--- ИСХОДНЫЙ ФРАГМЕНТ ---

Любящий и благодарный

Костя

   Перед тем как запечатывать письмо, вспомнил, что Вы будете в волнении: была ли Маруся в "Cabaret du nêant". Успокойтесь: конечно, не была. Я ходил туда один.
  

49*. В. В. Лужскому

Июнь 1897 Москва

Добрейший Василий Васильевич!

   Вернулся и очень желаю с Вами повидаться. Напишите, как бы это устроить. Надо переговорить о многом. Не соберетесь ли Вы с Переттой Александровной к нам? Жду письма.
   Низкий поклон Вашей супруге и всем Вашим от жены и уважающего Вас

К. Алексеева

   Увлечен двумя пьесами и между прочим "Сорванным колоколом". Вам придется играть там лягушку - чудная роль? Поу,' читесь летом кричать по-лягушечьи. Необходимо!
  

50*. И. П. Киселевскому

  

23 июня 1897

Москва

   Из уважения к большому таланту И. П. Киселевского не могу отказать ему в просьбе: дать ему пьесу "Фома" для исполнения ее на провинциальных сценах при условии его участия в ней. Последнее я добавляю от себя, вверяя, таким образом, судьбу пьесы "Фома" в провинции г. И. П. Киселевскому. Право же постановка пьесы исключительно при его участии, в моих глазах, достаточно гарантирует ее от плохого исполнения как главных, так и второстепенных ролей. Мне, как переделывателю, принадлежит скромный и кропотливый труд по сохранению как духа, так и языка бессмертного произведения Достоевского при переделке его повести для сцены. Если означенный мой труд имеет какие-нибудь достоинства, то они заключаются в том, что за исключением некоторых сцен, очень немногих, удалось сохранить целиком язык ее автора и оставить почти нетронутыми отношения действующих лиц между собой и события в последовательном порядке самой повести. Ввиду этого эта пьеса могла бы быть по справедливости названа пьесой Достоевского. Между тем цензура разрешила ее под условием, чтобы имени ее настоящего автора не было на афише. В цензурованном экземпляре значится: пьеса К. С. Станиславского. Конечно, при исполнении ее на афишах был вычеркнут мой псевдоним, и я не сомневаюсь, что и Вы, уважаемый Иван Платоныч, позаботитесь о том, чтобы на афишах провинциальных театров моей фамилии и псевдонима не выставляли, так как в противном случае я был бы справедливо осужден в ужасном преступлении: присвоении себе творений великого писателя, а это обвинение было бы незаслуженным мною наказанием за мои посильные и скромные труды переделывателя. Пока я не буду достаточно убежден в том, что повесть не искажена мной при переделке, я бы не хотел, чтобы пьеса получила широкое распространение в провинции, а потому ограничиваю его предоставлением Вам права исключительной ее постановки и при Вашем участии. Другими словами: оставляя за собой право постановки пьесы на столичных сценах, предоставляю Вам судьбу ее в провинции. Могущий получаться авторский гонорар пожертвован мною для престарелых артистов, куда и прошу Вас направлять от моего имени выручаемые деньги с пересылкой квитанций, получаемых при взносе означенных денег, - мне.

--- ПРЕДОСТАВЛЕННЫЕ ДАННЫЕ ---

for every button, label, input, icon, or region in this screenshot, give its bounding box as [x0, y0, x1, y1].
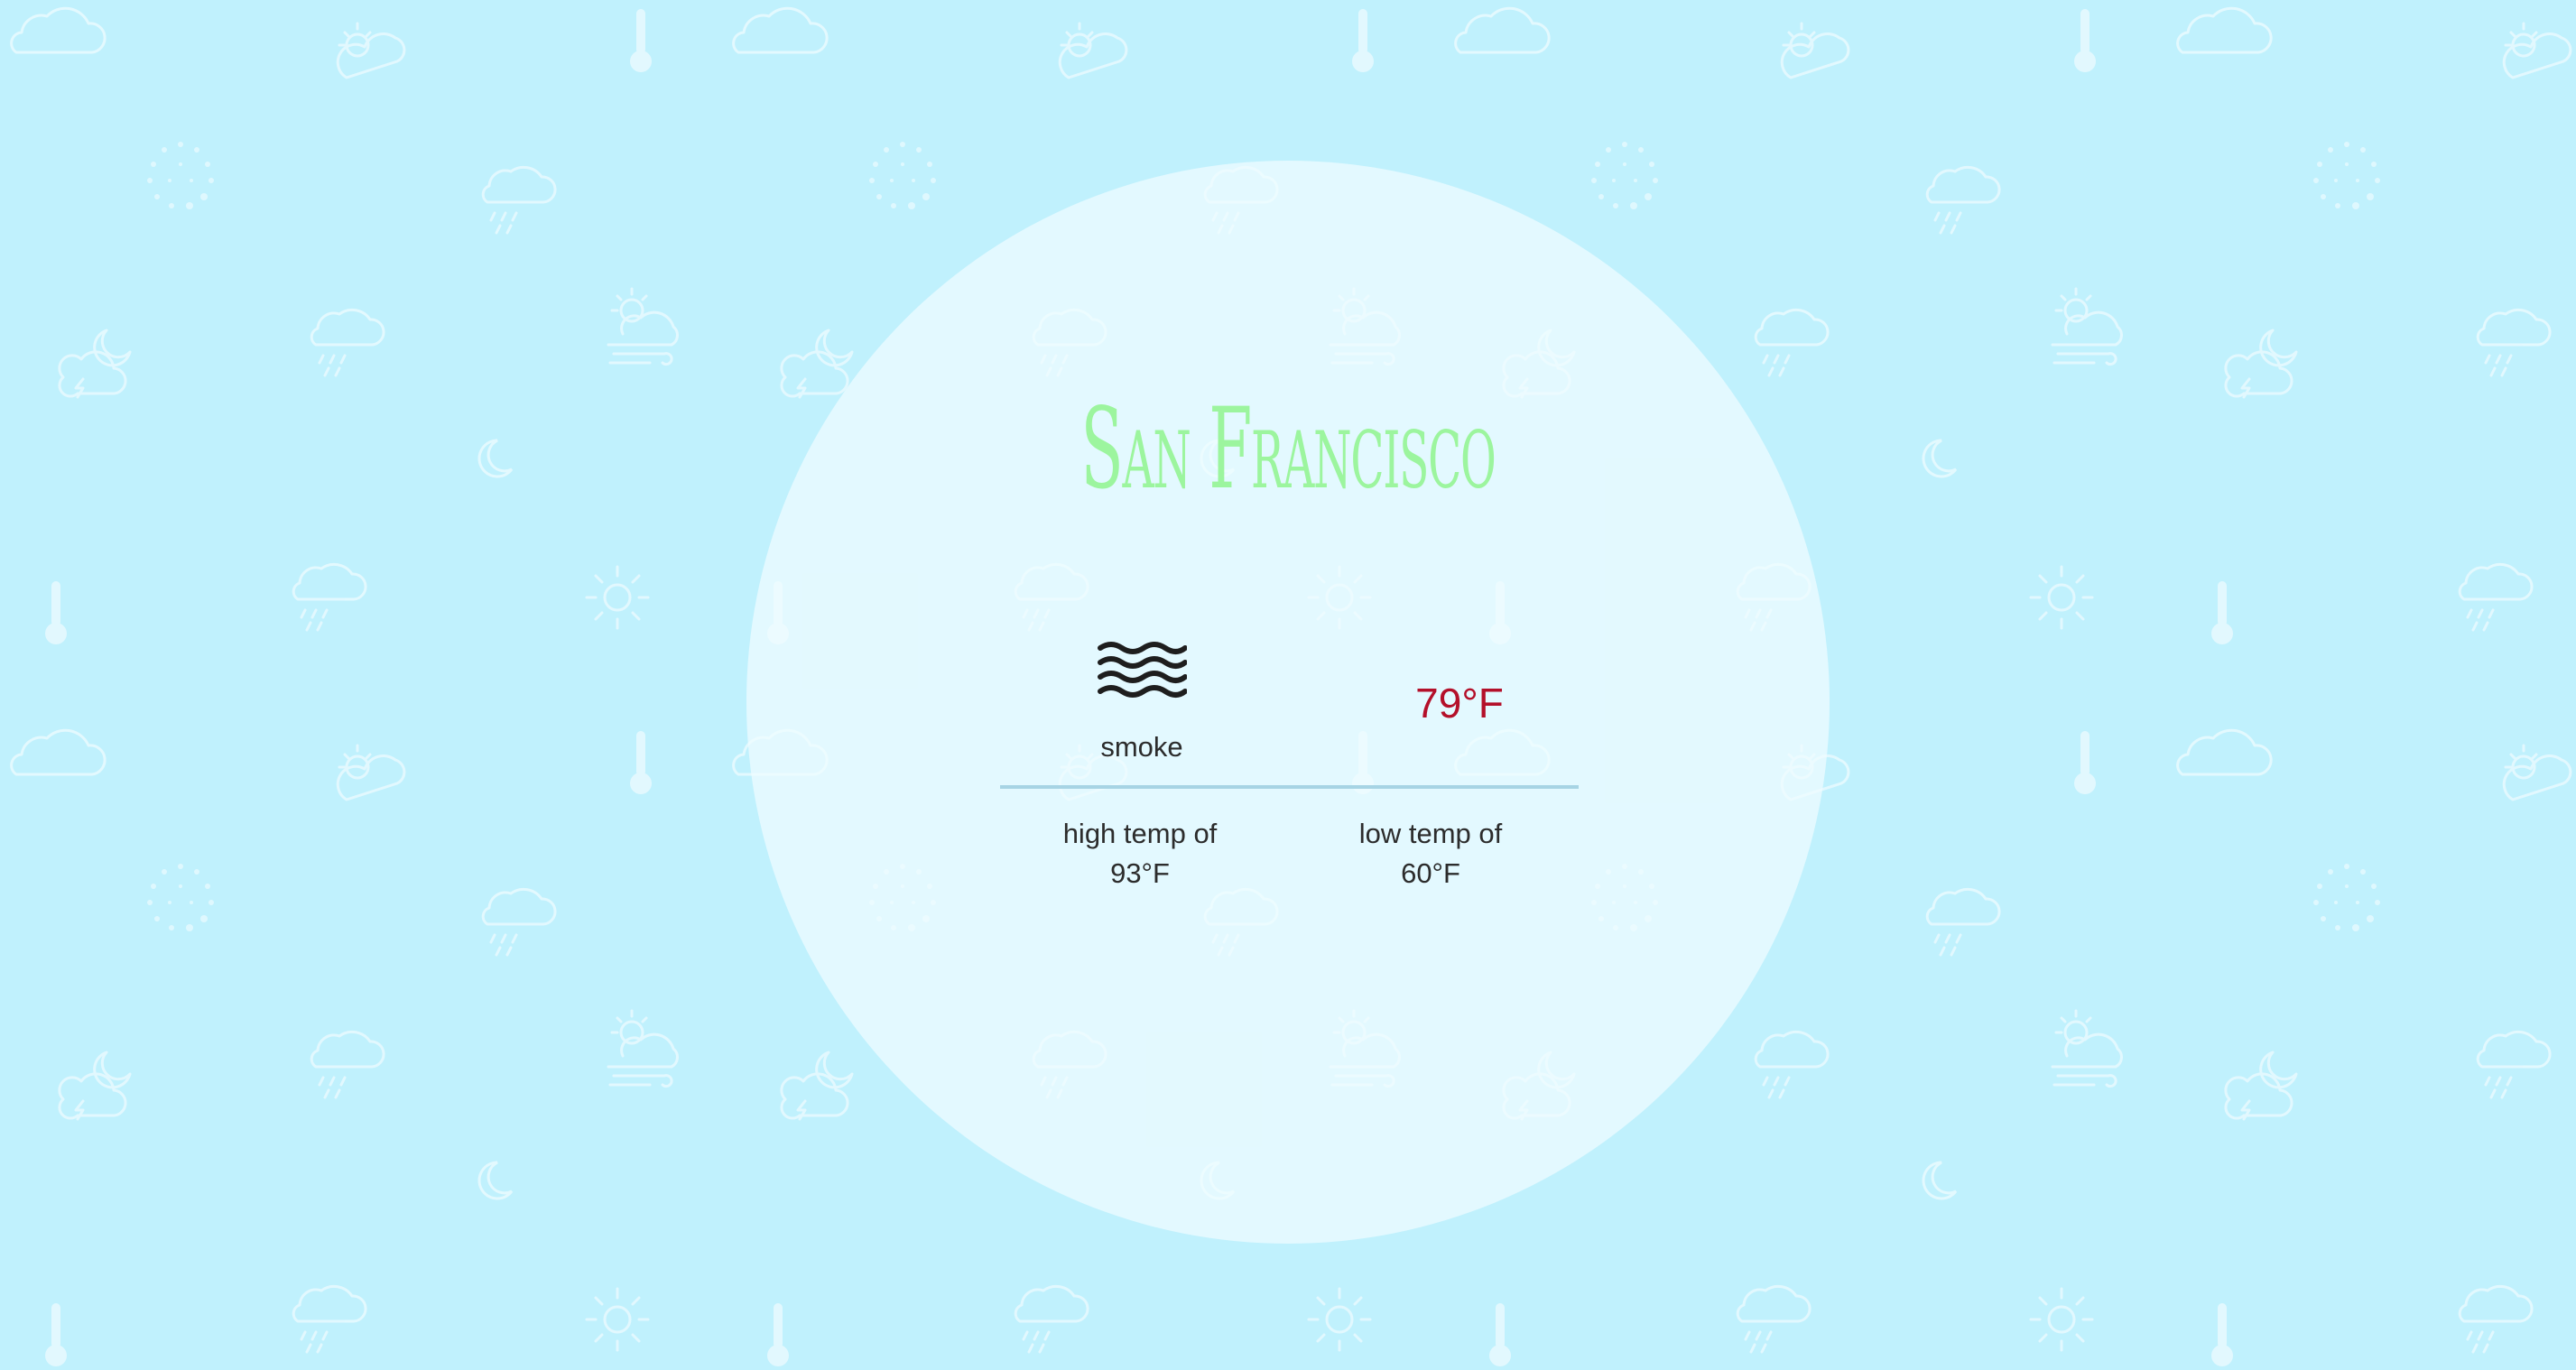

---

◆ ПОСТАВЛЕННАЯ ЗАДАЧА:
Ответьте на вопросы по исходному фрагменту.
(а) Какую роль в «Сорванном колоколе» предстоит играть Василию Васильевичу?
(б) Какое условие поставила цензура, разрешая пьесу «Фома»?
(в) На что пожертвован авторский гонорар за пьесу «Фома»?

◆ РЕШЕНИЕ ЗАДАЧИ:
(а) Василию Васильевичу предстоит играть лягушку.
(б) Цензура разрешила пьесу при условии, что имени ее настоящего автора не будет на афише.
(в) Авторский гонорар пожертвован в пользу престарелых артистов.